• _INFORMATION GIVEN_
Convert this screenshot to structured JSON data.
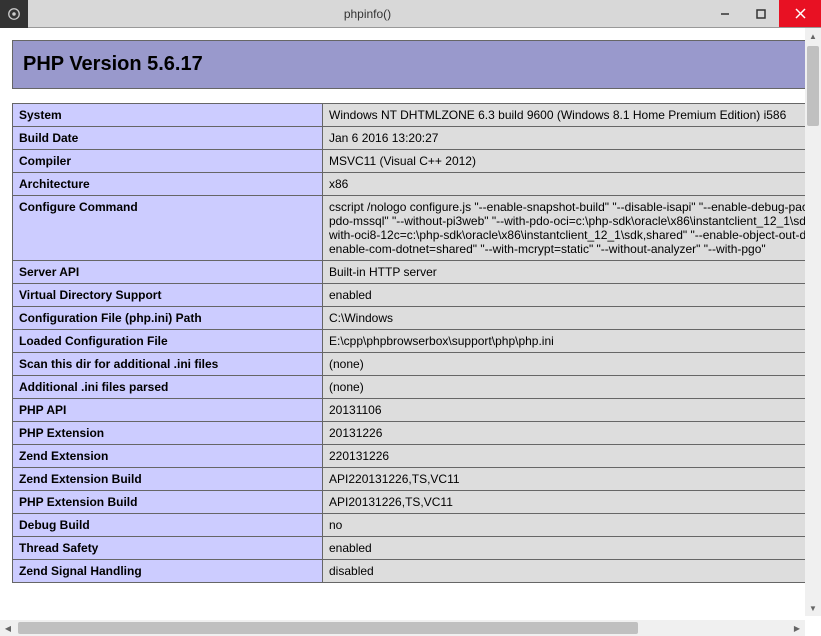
{
  "window": {
    "title": "phpinfo()"
  },
  "header": {
    "title": "PHP Version 5.6.17"
  },
  "rows": [
    {
      "label": "System",
      "value": "Windows NT DHTMLZONE 6.3 build 9600 (Windows 8.1 Home Premium Edition) i586"
    },
    {
      "label": "Build Date",
      "value": "Jan 6 2016 13:20:27"
    },
    {
      "label": "Compiler",
      "value": "MSVC11 (Visual C++ 2012)"
    },
    {
      "label": "Architecture",
      "value": "x86"
    },
    {
      "label": "Configure Command",
      "value": "cscript /nologo configure.js \"--enable-snapshot-build\" \"--disable-isapi\" \"--enable-debug-pack\" \"--without-pdo-mssql\" \"--without-pi3web\" \"--with-pdo-oci=c:\\php-sdk\\oracle\\x86\\instantclient_12_1\\sdk,shared\" \"--with-oci8-12c=c:\\php-sdk\\oracle\\x86\\instantclient_12_1\\sdk,shared\" \"--enable-object-out-dir=../obj/\" \"--enable-com-dotnet=shared\" \"--with-mcrypt=static\" \"--without-analyzer\" \"--with-pgo\""
    },
    {
      "label": "Server API",
      "value": "Built-in HTTP server"
    },
    {
      "label": "Virtual Directory Support",
      "value": "enabled"
    },
    {
      "label": "Configuration File (php.ini) Path",
      "value": "C:\\Windows"
    },
    {
      "label": "Loaded Configuration File",
      "value": "E:\\cpp\\phpbrowserbox\\support\\php\\php.ini"
    },
    {
      "label": "Scan this dir for additional .ini files",
      "value": "(none)"
    },
    {
      "label": "Additional .ini files parsed",
      "value": "(none)"
    },
    {
      "label": "PHP API",
      "value": "20131106"
    },
    {
      "label": "PHP Extension",
      "value": "20131226"
    },
    {
      "label": "Zend Extension",
      "value": "220131226"
    },
    {
      "label": "Zend Extension Build",
      "value": "API220131226,TS,VC11"
    },
    {
      "label": "PHP Extension Build",
      "value": "API20131226,TS,VC11"
    },
    {
      "label": "Debug Build",
      "value": "no"
    },
    {
      "label": "Thread Safety",
      "value": "enabled"
    },
    {
      "label": "Zend Signal Handling",
      "value": "disabled"
    }
  ]
}
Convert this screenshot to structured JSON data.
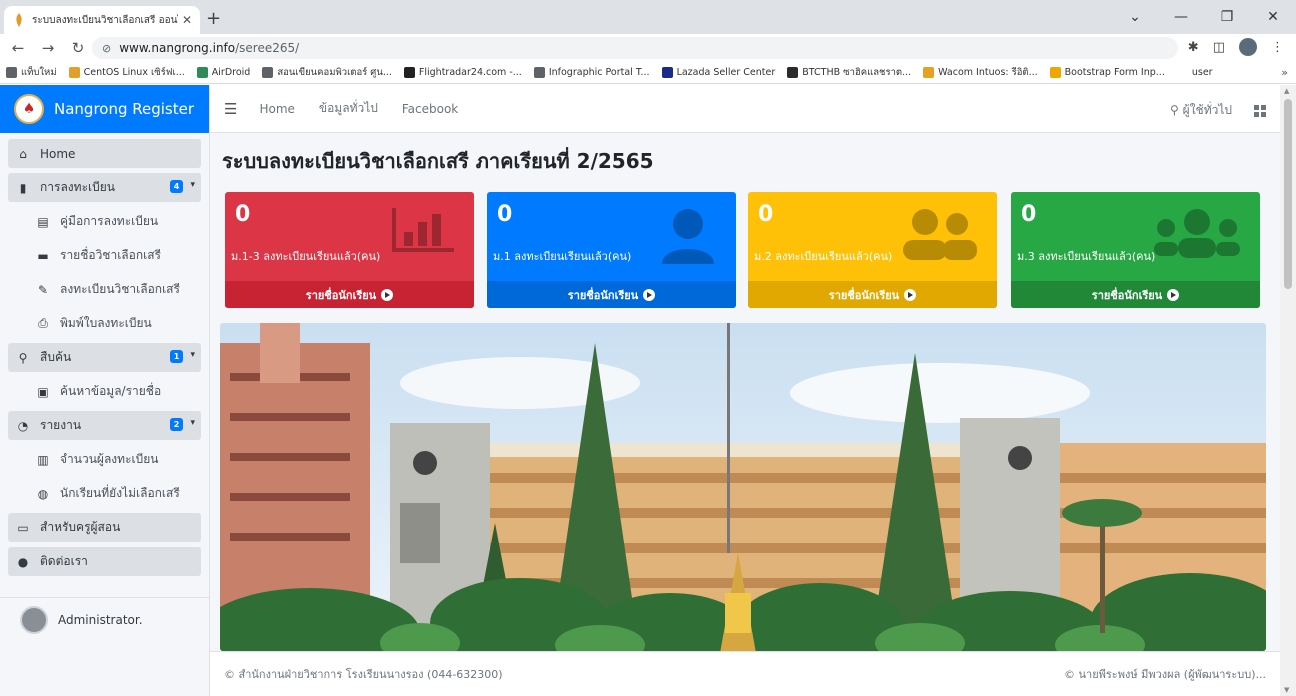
{
  "browser": {
    "tab_title": "ระบบลงทะเบียนวิชาเลือกเสรี ออนไลน์",
    "url_host": "www.nangrong.info",
    "url_path": "/seree265/",
    "bookmarks": [
      {
        "label": "แท็บใหม่",
        "color": "#5f6368"
      },
      {
        "label": "CentOS Linux เซิร์ฟเ...",
        "color": "#e0a02a"
      },
      {
        "label": "AirDroid",
        "color": "#2e8b57"
      },
      {
        "label": "สอนเขียนคอมพิวเตอร์ ศูน...",
        "color": "#5f6368"
      },
      {
        "label": "Flightradar24.com -...",
        "color": "#222222"
      },
      {
        "label": "Infographic Portal T...",
        "color": "#5f6368"
      },
      {
        "label": "Lazada Seller Center",
        "color": "#1a2a8a"
      },
      {
        "label": "BTCTHB ซาฮิคแลชราต...",
        "color": "#2b2b2b"
      },
      {
        "label": "Wacom Intuos: รีอิติ...",
        "color": "#e8a020"
      },
      {
        "label": "Bootstrap Form Inp...",
        "color": "#f0a500"
      },
      {
        "label": "user",
        "color": "#ffffff"
      }
    ]
  },
  "brand": {
    "name": "Nangrong Register"
  },
  "sidebar": {
    "items": [
      {
        "label": "Home",
        "type": "top",
        "icon": "home-icon"
      },
      {
        "label": "การลงทะเบียน",
        "type": "top",
        "icon": "file-icon",
        "badge": "4"
      },
      {
        "label": "คู่มือการลงทะเบียน",
        "type": "sub",
        "icon": "book-icon"
      },
      {
        "label": "รายชื่อวิชาเลือกเสรี",
        "type": "sub",
        "icon": "list-icon"
      },
      {
        "label": "ลงทะเบียนวิชาเลือกเสรี",
        "type": "sub",
        "icon": "edit-icon"
      },
      {
        "label": "พิมพ์ใบลงทะเบียน",
        "type": "sub",
        "icon": "print-icon"
      },
      {
        "label": "สืบค้น",
        "type": "top",
        "icon": "search-icon",
        "badge": "1"
      },
      {
        "label": "ค้นหาข้อมูล/รายชื่อ",
        "type": "sub",
        "icon": "search-doc-icon"
      },
      {
        "label": "รายงาน",
        "type": "top",
        "icon": "pie-chart-icon",
        "badge": "2"
      },
      {
        "label": "จำนวนผู้ลงทะเบียน",
        "type": "sub",
        "icon": "bar-chart-icon"
      },
      {
        "label": "นักเรียนที่ยังไม่เลือกเสรี",
        "type": "sub",
        "icon": "user-slash-icon"
      },
      {
        "label": "สำหรับครูผู้สอน",
        "type": "top",
        "icon": "teacher-icon"
      },
      {
        "label": "ติดต่อเรา",
        "type": "top",
        "icon": "contact-icon"
      }
    ],
    "user": "Administrator."
  },
  "topnav": {
    "links": [
      "Home",
      "ข้อมูลทั่วไป",
      "Facebook"
    ],
    "user_label": "ผู้ใช้ทั่วไป"
  },
  "page": {
    "title": "ระบบลงทะเบียนวิชาเลือกเสรี ภาคเรียนที่ 2/2565"
  },
  "boxes": [
    {
      "count": "0",
      "label": "ม.1-3 ลงทะเบียนเรียนแล้ว(คน)",
      "link": "รายชื่อนักเรียน",
      "icon": "bar-chart-icon",
      "color": "#dc3545"
    },
    {
      "count": "0",
      "label": "ม.1 ลงทะเบียนเรียนแล้ว(คน)",
      "link": "รายชื่อนักเรียน",
      "icon": "user-icon",
      "color": "#007bff"
    },
    {
      "count": "0",
      "label": "ม.2 ลงทะเบียนเรียนแล้ว(คน)",
      "link": "รายชื่อนักเรียน",
      "icon": "user-friends-icon",
      "color": "#ffc107"
    },
    {
      "count": "0",
      "label": "ม.3 ลงทะเบียนเรียนแล้ว(คน)",
      "link": "รายชื่อนักเรียน",
      "icon": "users-icon",
      "color": "#28a745"
    }
  ],
  "footer": {
    "left": "© สำนักงานฝ่ายวิชาการ โรงเรียนนางรอง (044-632300)",
    "right": "© นายพีระพงษ์ มีพวงผล (ผู้พัฒนาระบบ)..."
  }
}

• _EXERCISE PROMPT_
Nothing but the pictures may be dropped; output the records above exactly.

• _ANSWER TO THE TASK_
Convert this screenshot to structured JSON data.
{
  "window": {
    "title": "phpinfo()"
  },
  "header": {
    "title": "PHP Version 5.6.17"
  },
  "rows": [
    {
      "label": "System",
      "value": "Windows NT DHTMLZONE 6.3 build 9600 (Windows 8.1 Home Premium Edition) i586"
    },
    {
      "label": "Build Date",
      "value": "Jan 6 2016 13:20:27"
    },
    {
      "label": "Compiler",
      "value": "MSVC11 (Visual C++ 2012)"
    },
    {
      "label": "Architecture",
      "value": "x86"
    },
    {
      "label": "Configure Command",
      "value": "cscript /nologo configure.js \"--enable-snapshot-build\" \"--disable-isapi\" \"--enable-debug-pack\" \"--without-pdo-mssql\" \"--without-pi3web\" \"--with-pdo-oci=c:\\php-sdk\\oracle\\x86\\instantclient_12_1\\sdk,shared\" \"--with-oci8-12c=c:\\php-sdk\\oracle\\x86\\instantclient_12_1\\sdk,shared\" \"--enable-object-out-dir=../obj/\" \"--enable-com-dotnet=shared\" \"--with-mcrypt=static\" \"--without-analyzer\" \"--with-pgo\""
    },
    {
      "label": "Server API",
      "value": "Built-in HTTP server"
    },
    {
      "label": "Virtual Directory Support",
      "value": "enabled"
    },
    {
      "label": "Configuration File (php.ini) Path",
      "value": "C:\\Windows"
    },
    {
      "label": "Loaded Configuration File",
      "value": "E:\\cpp\\phpbrowserbox\\support\\php\\php.ini"
    },
    {
      "label": "Scan this dir for additional .ini files",
      "value": "(none)"
    },
    {
      "label": "Additional .ini files parsed",
      "value": "(none)"
    },
    {
      "label": "PHP API",
      "value": "20131106"
    },
    {
      "label": "PHP Extension",
      "value": "20131226"
    },
    {
      "label": "Zend Extension",
      "value": "220131226"
    },
    {
      "label": "Zend Extension Build",
      "value": "API220131226,TS,VC11"
    },
    {
      "label": "PHP Extension Build",
      "value": "API20131226,TS,VC11"
    },
    {
      "label": "Debug Build",
      "value": "no"
    },
    {
      "label": "Thread Safety",
      "value": "enabled"
    },
    {
      "label": "Zend Signal Handling",
      "value": "disabled"
    }
  ]
}
Convert this screenshot to structured JSON data.
{
  "browser": {
    "tab_title": "ระบบลงทะเบียนวิชาเลือกเสรี ออนไลน์",
    "url_host": "www.nangrong.info",
    "url_path": "/seree265/",
    "bookmarks": [
      {
        "label": "แท็บใหม่",
        "color": "#5f6368"
      },
      {
        "label": "CentOS Linux เซิร์ฟเ...",
        "color": "#e0a02a"
      },
      {
        "label": "AirDroid",
        "color": "#2e8b57"
      },
      {
        "label": "สอนเขียนคอมพิวเตอร์ ศูน...",
        "color": "#5f6368"
      },
      {
        "label": "Flightradar24.com -...",
        "color": "#222222"
      },
      {
        "label": "Infographic Portal T...",
        "color": "#5f6368"
      },
      {
        "label": "Lazada Seller Center",
        "color": "#1a2a8a"
      },
      {
        "label": "BTCTHB ซาฮิคแลชราต...",
        "color": "#2b2b2b"
      },
      {
        "label": "Wacom Intuos: รีอิติ...",
        "color": "#e8a020"
      },
      {
        "label": "Bootstrap Form Inp...",
        "color": "#f0a500"
      },
      {
        "label": "user",
        "color": "#ffffff"
      }
    ]
  },
  "brand": {
    "name": "Nangrong Register"
  },
  "sidebar": {
    "items": [
      {
        "label": "Home",
        "type": "top",
        "icon": "home-icon"
      },
      {
        "label": "การลงทะเบียน",
        "type": "top",
        "icon": "file-icon",
        "badge": "4"
      },
      {
        "label": "คู่มือการลงทะเบียน",
        "type": "sub",
        "icon": "book-icon"
      },
      {
        "label": "รายชื่อวิชาเลือกเสรี",
        "type": "sub",
        "icon": "list-icon"
      },
      {
        "label": "ลงทะเบียนวิชาเลือกเสรี",
        "type": "sub",
        "icon": "edit-icon"
      },
      {
        "label": "พิมพ์ใบลงทะเบียน",
        "type": "sub",
        "icon": "print-icon"
      },
      {
        "label": "สืบค้น",
        "type": "top",
        "icon": "search-icon",
        "badge": "1"
      },
      {
        "label": "ค้นหาข้อมูล/รายชื่อ",
        "type": "sub",
        "icon": "search-doc-icon"
      },
      {
        "label": "รายงาน",
        "type": "top",
        "icon": "pie-chart-icon",
        "badge": "2"
      },
      {
        "label": "จำนวนผู้ลงทะเบียน",
        "type": "sub",
        "icon": "bar-chart-icon"
      },
      {
        "label": "นักเรียนที่ยังไม่เลือกเสรี",
        "type": "sub",
        "icon": "user-slash-icon"
      },
      {
        "label": "สำหรับครูผู้สอน",
        "type": "top",
        "icon": "teacher-icon"
      },
      {
        "label": "ติดต่อเรา",
        "type": "top",
        "icon": "contact-icon"
      }
    ],
    "user": "Administrator."
  },
  "topnav": {
    "links": [
      "Home",
      "ข้อมูลทั่วไป",
      "Facebook"
    ],
    "user_label": "ผู้ใช้ทั่วไป"
  },
  "page": {
    "title": "ระบบลงทะเบียนวิชาเลือกเสรี ภาคเรียนที่ 2/2565"
  },
  "boxes": [
    {
      "count": "0",
      "label": "ม.1-3 ลงทะเบียนเรียนแล้ว(คน)",
      "link": "รายชื่อนักเรียน",
      "icon": "bar-chart-icon",
      "color": "#dc3545"
    },
    {
      "count": "0",
      "label": "ม.1 ลงทะเบียนเรียนแล้ว(คน)",
      "link": "รายชื่อนักเรียน",
      "icon": "user-icon",
      "color": "#007bff"
    },
    {
      "count": "0",
      "label": "ม.2 ลงทะเบียนเรียนแล้ว(คน)",
      "link": "รายชื่อนักเรียน",
      "icon": "user-friends-icon",
      "color": "#ffc107"
    },
    {
      "count": "0",
      "label": "ม.3 ลงทะเบียนเรียนแล้ว(คน)",
      "link": "รายชื่อนักเรียน",
      "icon": "users-icon",
      "color": "#28a745"
    }
  ],
  "footer": {
    "left": "© สำนักงานฝ่ายวิชาการ โรงเรียนนางรอง (044-632300)",
    "right": "© นายพีระพงษ์ มีพวงผล (ผู้พัฒนาระบบ)..."
  }
}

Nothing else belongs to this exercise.